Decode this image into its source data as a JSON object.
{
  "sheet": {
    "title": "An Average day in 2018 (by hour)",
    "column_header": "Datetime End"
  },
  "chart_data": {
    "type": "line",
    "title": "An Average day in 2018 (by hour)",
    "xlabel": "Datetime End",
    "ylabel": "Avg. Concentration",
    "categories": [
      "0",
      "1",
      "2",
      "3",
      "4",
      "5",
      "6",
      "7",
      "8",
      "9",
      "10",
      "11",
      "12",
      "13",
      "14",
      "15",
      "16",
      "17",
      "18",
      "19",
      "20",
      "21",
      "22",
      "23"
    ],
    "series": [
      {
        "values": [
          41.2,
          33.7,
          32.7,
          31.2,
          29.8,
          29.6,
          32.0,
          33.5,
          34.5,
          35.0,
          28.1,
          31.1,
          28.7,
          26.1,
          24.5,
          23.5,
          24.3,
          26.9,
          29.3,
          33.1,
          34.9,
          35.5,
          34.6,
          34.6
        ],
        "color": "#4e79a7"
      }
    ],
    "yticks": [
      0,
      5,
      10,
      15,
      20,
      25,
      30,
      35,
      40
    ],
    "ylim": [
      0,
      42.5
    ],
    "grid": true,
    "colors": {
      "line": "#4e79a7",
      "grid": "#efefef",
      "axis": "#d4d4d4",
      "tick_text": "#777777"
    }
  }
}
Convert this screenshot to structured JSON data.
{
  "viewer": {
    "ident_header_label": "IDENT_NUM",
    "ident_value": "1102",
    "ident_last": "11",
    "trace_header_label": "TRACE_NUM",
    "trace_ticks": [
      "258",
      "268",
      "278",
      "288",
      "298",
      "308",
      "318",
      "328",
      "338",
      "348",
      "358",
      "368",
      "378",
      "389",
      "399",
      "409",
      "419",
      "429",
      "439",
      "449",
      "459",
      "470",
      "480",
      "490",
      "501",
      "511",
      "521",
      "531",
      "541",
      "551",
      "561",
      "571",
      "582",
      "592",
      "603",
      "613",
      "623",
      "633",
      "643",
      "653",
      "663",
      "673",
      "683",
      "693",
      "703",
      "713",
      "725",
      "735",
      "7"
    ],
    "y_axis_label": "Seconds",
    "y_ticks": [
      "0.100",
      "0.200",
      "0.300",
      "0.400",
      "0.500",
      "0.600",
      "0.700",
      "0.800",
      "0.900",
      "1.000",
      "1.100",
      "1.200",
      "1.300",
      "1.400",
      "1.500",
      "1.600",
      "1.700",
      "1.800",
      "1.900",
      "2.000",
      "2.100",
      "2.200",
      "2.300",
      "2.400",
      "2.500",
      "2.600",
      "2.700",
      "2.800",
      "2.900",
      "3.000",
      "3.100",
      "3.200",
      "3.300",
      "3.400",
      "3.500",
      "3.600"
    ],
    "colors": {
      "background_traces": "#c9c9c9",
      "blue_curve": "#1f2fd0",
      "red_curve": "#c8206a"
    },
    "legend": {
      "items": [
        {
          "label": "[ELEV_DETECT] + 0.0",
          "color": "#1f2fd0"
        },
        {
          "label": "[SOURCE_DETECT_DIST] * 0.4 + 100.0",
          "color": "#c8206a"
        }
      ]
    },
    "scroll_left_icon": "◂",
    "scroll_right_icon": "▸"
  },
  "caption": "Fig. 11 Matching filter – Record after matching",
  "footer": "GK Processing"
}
--------------------------------
## Instruction:
Return all the data exactly as given.

## Task answer:
Decode this image into its source data as a JSON object.
{
  "sheet": {
    "title": "An Average day in 2018 (by hour)",
    "column_header": "Datetime End"
  },
  "chart_data": {
    "type": "line",
    "title": "An Average day in 2018 (by hour)",
    "xlabel": "Datetime End",
    "ylabel": "Avg. Concentration",
    "categories": [
      "0",
      "1",
      "2",
      "3",
      "4",
      "5",
      "6",
      "7",
      "8",
      "9",
      "10",
      "11",
      "12",
      "13",
      "14",
      "15",
      "16",
      "17",
      "18",
      "19",
      "20",
      "21",
      "22",
      "23"
    ],
    "series": [
      {
        "values": [
          41.2,
          33.7,
          32.7,
          31.2,
          29.8,
          29.6,
          32.0,
          33.5,
          34.5,
          35.0,
          28.1,
          31.1,
          28.7,
          26.1,
          24.5,
          23.5,
          24.3,
          26.9,
          29.3,
          33.1,
          34.9,
          35.5,
          34.6,
          34.6
        ],
        "color": "#4e79a7"
      }
    ],
    "yticks": [
      0,
      5,
      10,
      15,
      20,
      25,
      30,
      35,
      40
    ],
    "ylim": [
      0,
      42.5
    ],
    "grid": true,
    "colors": {
      "line": "#4e79a7",
      "grid": "#efefef",
      "axis": "#d4d4d4",
      "tick_text": "#777777"
    }
  }
}
Convert this screenshot to structured JSON data.
{
  "viewer": {
    "ident_header_label": "IDENT_NUM",
    "ident_value": "1102",
    "ident_last": "11",
    "trace_header_label": "TRACE_NUM",
    "trace_ticks": [
      "258",
      "268",
      "278",
      "288",
      "298",
      "308",
      "318",
      "328",
      "338",
      "348",
      "358",
      "368",
      "378",
      "389",
      "399",
      "409",
      "419",
      "429",
      "439",
      "449",
      "459",
      "470",
      "480",
      "490",
      "501",
      "511",
      "521",
      "531",
      "541",
      "551",
      "561",
      "571",
      "582",
      "592",
      "603",
      "613",
      "623",
      "633",
      "643",
      "653",
      "663",
      "673",
      "683",
      "693",
      "703",
      "713",
      "725",
      "735",
      "7"
    ],
    "y_axis_label": "Seconds",
    "y_ticks": [
      "0.100",
      "0.200",
      "0.300",
      "0.400",
      "0.500",
      "0.600",
      "0.700",
      "0.800",
      "0.900",
      "1.000",
      "1.100",
      "1.200",
      "1.300",
      "1.400",
      "1.500",
      "1.600",
      "1.700",
      "1.800",
      "1.900",
      "2.000",
      "2.100",
      "2.200",
      "2.300",
      "2.400",
      "2.500",
      "2.600",
      "2.700",
      "2.800",
      "2.900",
      "3.000",
      "3.100",
      "3.200",
      "3.300",
      "3.400",
      "3.500",
      "3.600"
    ],
    "colors": {
      "background_traces": "#c9c9c9",
      "blue_curve": "#1f2fd0",
      "red_curve": "#c8206a"
    },
    "legend": {
      "items": [
        {
          "label": "[ELEV_DETECT] + 0.0",
          "color": "#1f2fd0"
        },
        {
          "label": "[SOURCE_DETECT_DIST] * 0.4 + 100.0",
          "color": "#c8206a"
        }
      ]
    },
    "scroll_left_icon": "◂",
    "scroll_right_icon": "▸"
  },
  "caption": "Fig. 11 Matching filter – Record after matching",
  "footer": "GK Processing"
}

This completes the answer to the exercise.